**Given problem A**: In the chapter commentary, which chapters were a single long chapter in the original draft?
**Given problem B**: Copy the chapter commentary word for word between "It’s Wednesday, and" and "a convoluted past.)", inclusive.

**Source document**:

It’s Wednesday, and that means it’s time for another chapter commentary on THE MEMORY THIEF. This week, I’m doing two chapters at once, mainly because in the original draft, chapters three and four were just one long chapter. They featured the introduction of Chris, Benji’s best friend (who ultimately became his twin sister. Talk about a convoluted past.)
In the original, there’s no talk of divorce. No scene with the parents shouting at home that night. Instead, we have Benji telling Chris about Louis, and then the two of them walking home after school, followed by walking over to the fair to see Louis, and running into Genevieve for the first time. That part plays out as you see it in the present book, for the most part. The biggest difference is that detour to Chris’s house for a pitstop on the way to the fair. It did feature a description of that house that I was particularly proud of, so I’ll give it here, just so you can see it:
We reached Chris’s place, an old Victorian with a turret and everything. Green, and built back in 18whatever. A long time ago. When we were younger, we used to go through the house, knocking on walls and checking for loose floorboards. A house that old had to have some secrets: hidden gold, secret passageways. Those were standard issue things two hundred years ago, weren’t they?

**Information provided**:
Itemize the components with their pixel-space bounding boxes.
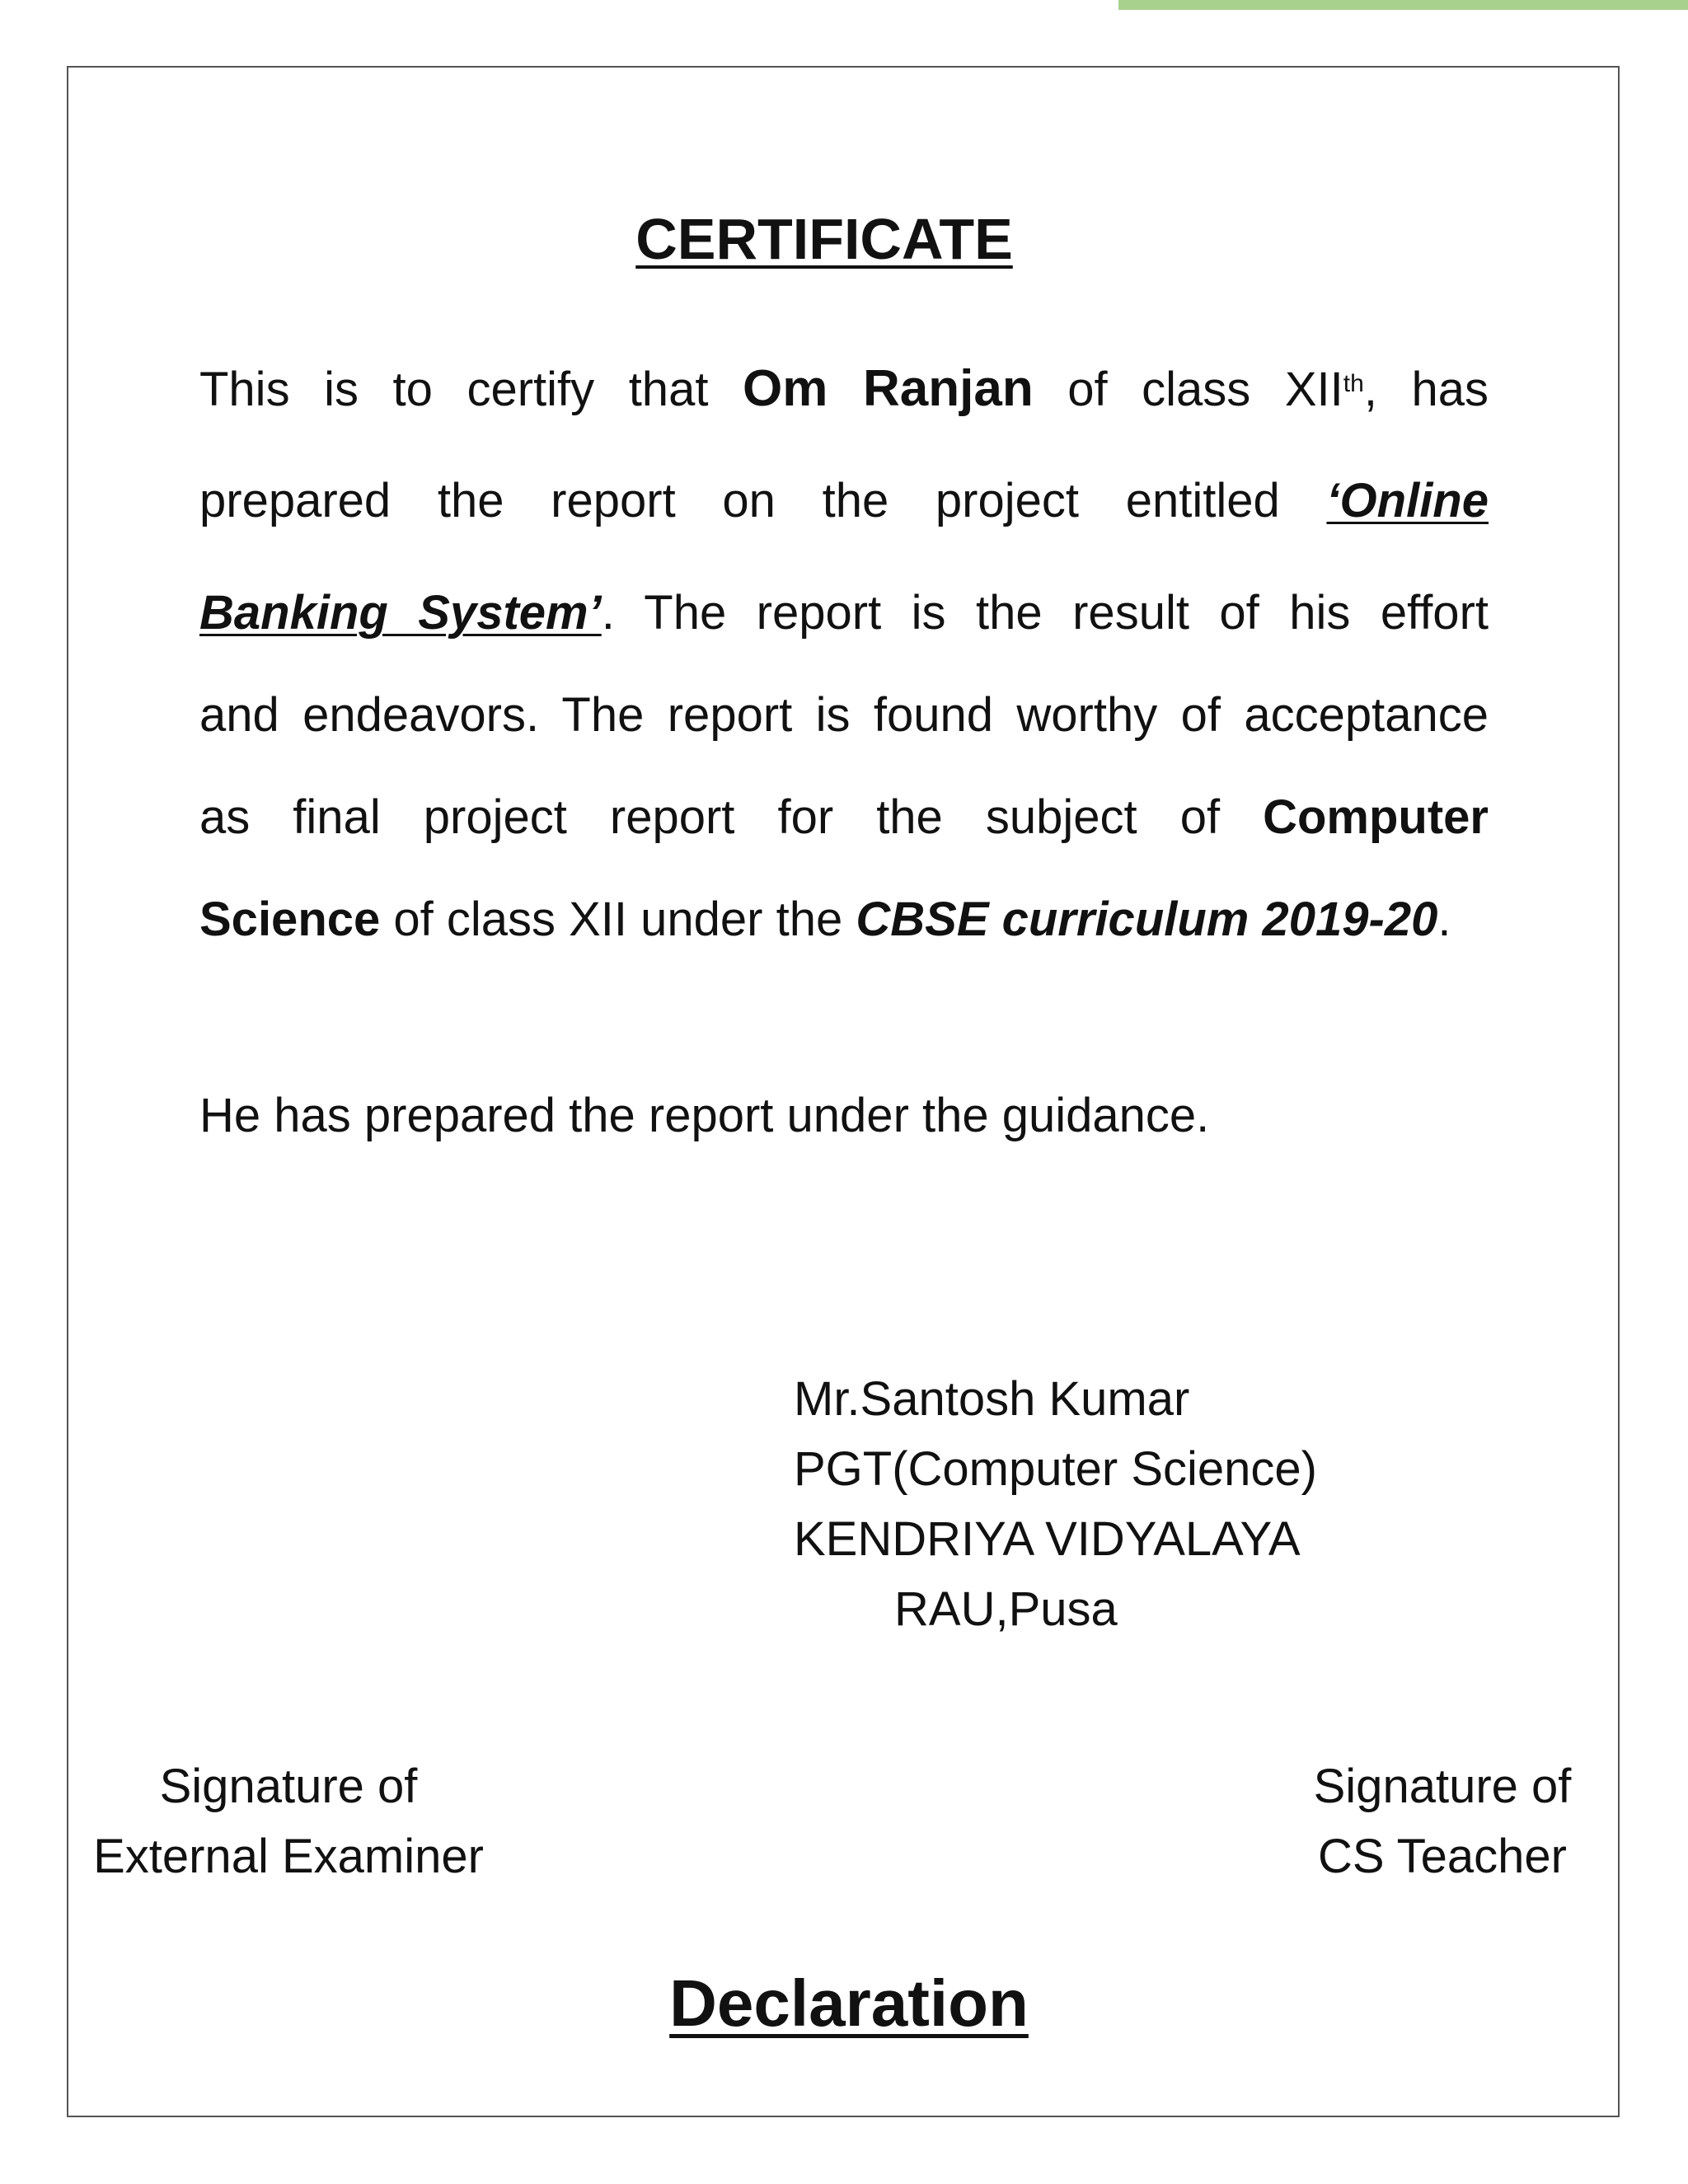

**Worked solution A**: Chapters three and four.

**Worked solution B**:
It’s Wednesday, and that means it’s time for another chapter commentary on THE MEMORY THIEF. This week, I’m doing two chapters at once, mainly because in the original draft, chapters three and four were just one long chapter. They featured the introduction of Chris, Benji’s best friend (who ultimately became his twin sister. Talk about a convoluted past.)